■ **REQUIRED TASK**
Could you extract every entry below and reproduce it exactly?
'''
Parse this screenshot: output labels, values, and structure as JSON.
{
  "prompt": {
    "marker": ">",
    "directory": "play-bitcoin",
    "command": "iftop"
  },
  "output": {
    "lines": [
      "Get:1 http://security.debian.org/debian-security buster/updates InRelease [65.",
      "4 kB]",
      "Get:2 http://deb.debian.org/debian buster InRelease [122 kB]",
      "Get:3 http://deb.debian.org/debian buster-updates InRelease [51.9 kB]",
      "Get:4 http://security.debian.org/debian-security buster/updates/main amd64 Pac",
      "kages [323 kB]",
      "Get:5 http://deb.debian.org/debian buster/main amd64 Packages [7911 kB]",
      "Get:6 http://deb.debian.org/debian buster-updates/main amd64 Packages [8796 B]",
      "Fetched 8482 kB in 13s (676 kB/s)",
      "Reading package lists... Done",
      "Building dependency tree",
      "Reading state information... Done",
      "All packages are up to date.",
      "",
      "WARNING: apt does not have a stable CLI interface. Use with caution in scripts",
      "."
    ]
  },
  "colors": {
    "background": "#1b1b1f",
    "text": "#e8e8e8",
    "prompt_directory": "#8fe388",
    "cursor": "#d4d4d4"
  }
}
'''
■ **TASK ANSWER**
Parse this screenshot: output labels, values, and structure as JSON.
{
  "prompt": {
    "marker": ">",
    "directory": "play-bitcoin",
    "command": "iftop"
  },
  "output": {
    "lines": [
      "Get:1 http://security.debian.org/debian-security buster/updates InRelease [65.",
      "4 kB]",
      "Get:2 http://deb.debian.org/debian buster InRelease [122 kB]",
      "Get:3 http://deb.debian.org/debian buster-updates InRelease [51.9 kB]",
      "Get:4 http://security.debian.org/debian-security buster/updates/main amd64 Pac",
      "kages [323 kB]",
      "Get:5 http://deb.debian.org/debian buster/main amd64 Packages [7911 kB]",
      "Get:6 http://deb.debian.org/debian buster-updates/main amd64 Packages [8796 B]",
      "Fetched 8482 kB in 13s (676 kB/s)",
      "Reading package lists... Done",
      "Building dependency tree",
      "Reading state information... Done",
      "All packages are up to date.",
      "",
      "WARNING: apt does not have a stable CLI interface. Use with caution in scripts",
      "."
    ]
  },
  "colors": {
    "background": "#1b1b1f",
    "text": "#e8e8e8",
    "prompt_directory": "#8fe388",
    "cursor": "#d4d4d4"
  }
}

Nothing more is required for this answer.